● DOCUMENTO
■ ■ ■ ■
3 de agosto de 2009

Los personajes particulares II

A media mañana me tomo una pausa para salir y fumar un cigarrillo. Se trata de un paréntesis reflexivo, contemplativo. La calle está vacía, tal vez por los oscuros nubarrones que cruzan con lentitud sobre este sector; aunque el calor es sofocante, se pega a la piel como una sombra invasora. A lo lejos, en la esquina donde comienza la calle, una pareja cruza e inicia su largo recorrido hacia donde estoy.

Ella es una mujer alta, madura, bien formada; se asemeja a una amazona que ha superado grandes batallas. El hombre que la acompaña no es muy alto; más bien es grueso, compacto. Forman una pareja contrastante y llamativa. Me recuerdan a los personajes que Carson McCullers utilizó en La balada del café triste. La mujer va vestida con tonalidades fuertes, intensas; el maquillaje en su rostro es excesivo, apenas tan temprano. Él lleva colores pardos, oscuros. Parece que se complementan en un nivel íntimo, secreto. Noto que los labios se mueven, que conversan entre ellos; algunos fragmentos me alcanzan con claridad, pues el timbre que tiene la mujer es bajo, grueso.

Mi jefe me ha hablado antes de ellos, aunque no mucho. A ella la conocen como María La Ronca y era una conocida prostituta. Él era un antiguo cliente que quiso sacarla de esa vida miserable y decadente. Ella se avino a sus deseos sin protestar. Por un momento, conforme caminan frente a mí, me pregunto si esta antigua meretriz sentirá algo de amor por su diminuto caballero andante, quisiera saber lo que cruza por la mente de ella mientras hacen el amor, si acaso él se arrepiente de la decisión tomada; el diálogo íntimo que se ejecuta entre ellos cuando están solos.
■ ■ ■ ■
● OBJETIVO
Reproduce completa la entrada «Los personajes particulares II», sin alterar ninguna palabra ni signo.

● DATOS DISPONIBLES
■ ■ ■ ■
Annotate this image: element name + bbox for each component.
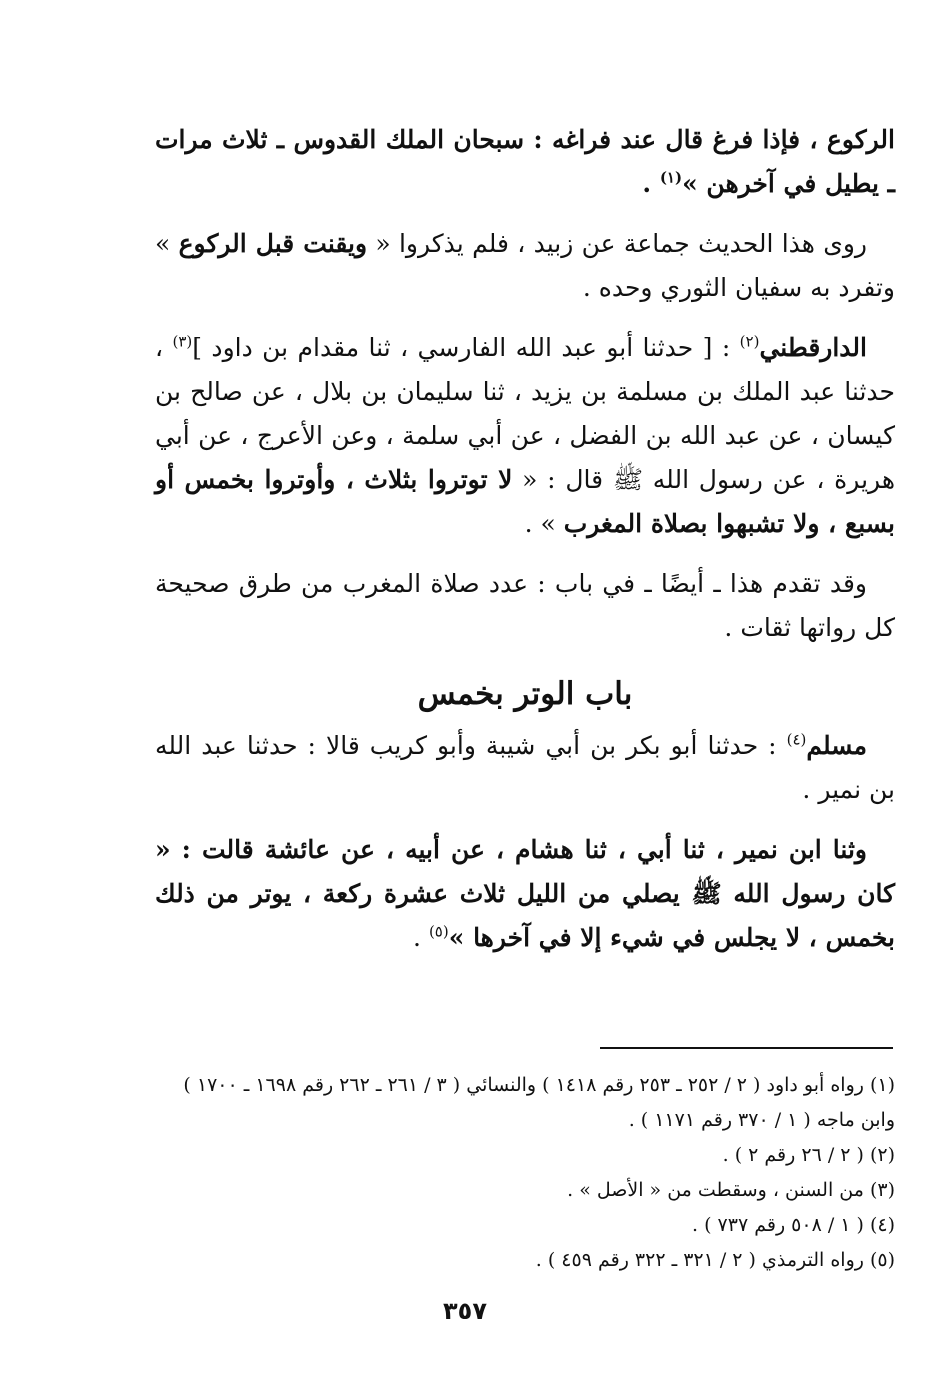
■ ■ ■ ■
● EJERCICIO RESUELTO
3 de agosto de 2009

Los personajes particulares II

A media mañana me tomo una pausa para salir y fumar un cigarrillo. Se trata de un paréntesis reflexivo, contemplativo. La calle está vacía, tal vez por los oscuros nubarrones que cruzan con lentitud sobre este sector; aunque el calor es sofocante, se pega a la piel como una sombra invasora. A lo lejos, en la esquina donde comienza la calle, una pareja cruza e inicia su largo recorrido hacia donde estoy.

Ella es una mujer alta, madura, bien formada; se asemeja a una amazona que ha superado grandes batallas. El hombre que la acompaña no es muy alto; más bien es grueso, compacto. Forman una pareja contrastante y llamativa. Me recuerdan a los personajes que Carson McCullers utilizó en La balada del café triste. La mujer va vestida con tonalidades fuertes, intensas; el maquillaje en su rostro es excesivo, apenas tan temprano. Él lleva colores pardos, oscuros. Parece que se complementan en un nivel íntimo, secreto. Noto que los labios se mueven, que conversan entre ellos; algunos fragmentos me alcanzan con claridad, pues el timbre que tiene la mujer es bajo, grueso.

Mi jefe me ha hablado antes de ellos, aunque no mucho. A ella la conocen como María La Ronca y era una conocida prostituta. Él era un antiguo cliente que quiso sacarla de esa vida miserable y decadente. Ella se avino a sus deseos sin protestar. Por un momento, conforme caminan frente a mí, me pregunto si esta antigua meretriz sentirá algo de amor por su diminuto caballero andante, quisiera saber lo que cruza por la mente de ella mientras hacen el amor, si acaso él se arrepiente de la decisión tomada; el diálogo íntimo que se ejecuta entre ellos cuando están solos.